**Do this**.
Leave out the pictures and copy every record exactly.

**Records supplied**.
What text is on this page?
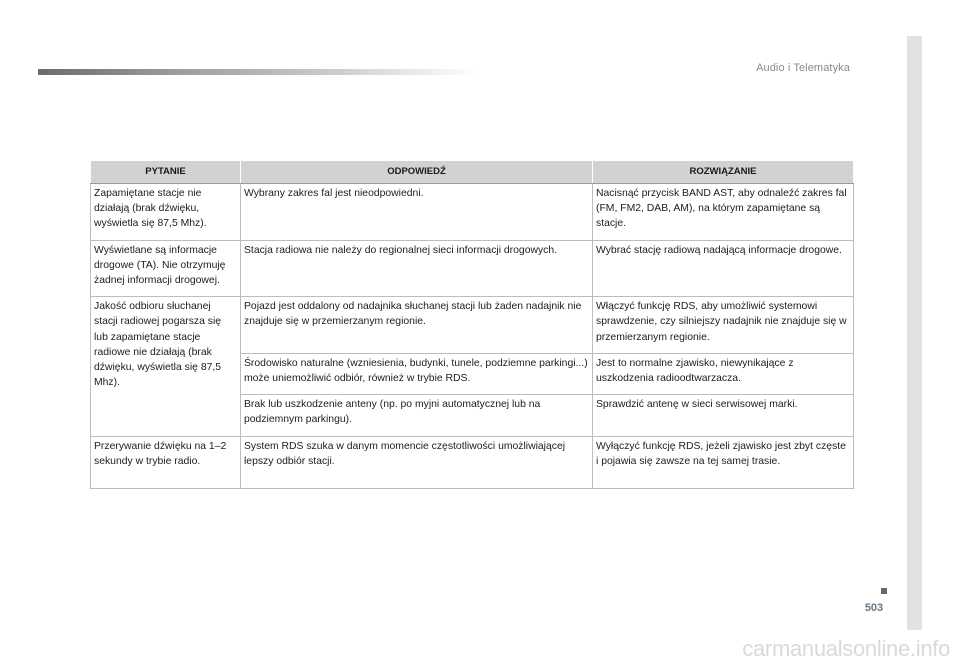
Audio i Telematyka
PYTANIE	ODPOWIEDŹ	ROZWIĄZANIE
Zapamiętane stacje nie działają (brak dźwięku, wyświetla się 87,5 Mhz).	Wybrany zakres fal jest nieodpowiedni.	Nacisnąć przycisk BAND AST, aby odnaleźć zakres fal (FM, FM2, DAB, AM), na którym zapamiętane są stacje.
Wyświetlane są informacje drogowe (TA). Nie otrzymuję żadnej informacji drogowej.	Stacja radiowa nie należy do regionalnej sieci informacji drogowych.	Wybrać stację radiową nadającą informacje drogowe.
Jakość odbioru słuchanej stacji radiowej pogarsza się lub zapamiętane stacje radiowe nie działają (brak dźwięku, wyświetla się 87,5 Mhz).	Pojazd jest oddalony od nadajnika słuchanej stacji lub żaden nadajnik nie znajduje się w przemierzanym regionie.	Włączyć funkcję RDS, aby umożliwić systemowi sprawdzenie, czy silniejszy nadajnik nie znajduje się w przemierzanym regionie.
	Środowisko naturalne (wzniesienia, budynki, tunele, podziemne parkingi...) może uniemożliwić odbiór, również w trybie RDS.	Jest to normalne zjawisko, niewynikające z uszkodzenia radioodtwarzacza.
	Brak lub uszkodzenie anteny (np. po myjni automatycznej lub na podziemnym parkingu).	Sprawdzić antenę w sieci serwisowej marki.
Przerywanie dźwięku na 1–2 sekundy w trybie radio.	System RDS szuka w danym momencie częstotliwości umożliwiającej lepszy odbiór stacji.	Wyłączyć funkcję RDS, jeżeli zjawisko jest zbyt częste i pojawia się zawsze na tej samej trasie.
503
carmanualsonline.info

**Exercise output**.
What text is on this page?
Audio i Telematyka
PYTANIE	ODPOWIEDŹ	ROZWIĄZANIE
Zapamiętane stacje nie działają (brak dźwięku, wyświetla się 87,5 Mhz).	Wybrany zakres fal jest nieodpowiedni.	Nacisnąć przycisk BAND AST, aby odnaleźć zakres fal (FM, FM2, DAB, AM), na którym zapamiętane są stacje.
Wyświetlane są informacje drogowe (TA). Nie otrzymuję żadnej informacji drogowej.	Stacja radiowa nie należy do regionalnej sieci informacji drogowych.	Wybrać stację radiową nadającą informacje drogowe.
Jakość odbioru słuchanej stacji radiowej pogarsza się lub zapamiętane stacje radiowe nie działają (brak dźwięku, wyświetla się 87,5 Mhz).	Pojazd jest oddalony od nadajnika słuchanej stacji lub żaden nadajnik nie znajduje się w przemierzanym regionie.	Włączyć funkcję RDS, aby umożliwić systemowi sprawdzenie, czy silniejszy nadajnik nie znajduje się w przemierzanym regionie.
	Środowisko naturalne (wzniesienia, budynki, tunele, podziemne parkingi...) może uniemożliwić odbiór, również w trybie RDS.	Jest to normalne zjawisko, niewynikające z uszkodzenia radioodtwarzacza.
	Brak lub uszkodzenie anteny (np. po myjni automatycznej lub na podziemnym parkingu).	Sprawdzić antenę w sieci serwisowej marki.
Przerywanie dźwięku na 1–2 sekundy w trybie radio.	System RDS szuka w danym momencie częstotliwości umożliwiającej lepszy odbiór stacji.	Wyłączyć funkcję RDS, jeżeli zjawisko jest zbyt częste i pojawia się zawsze na tej samej trasie.
503
carmanualsonline.info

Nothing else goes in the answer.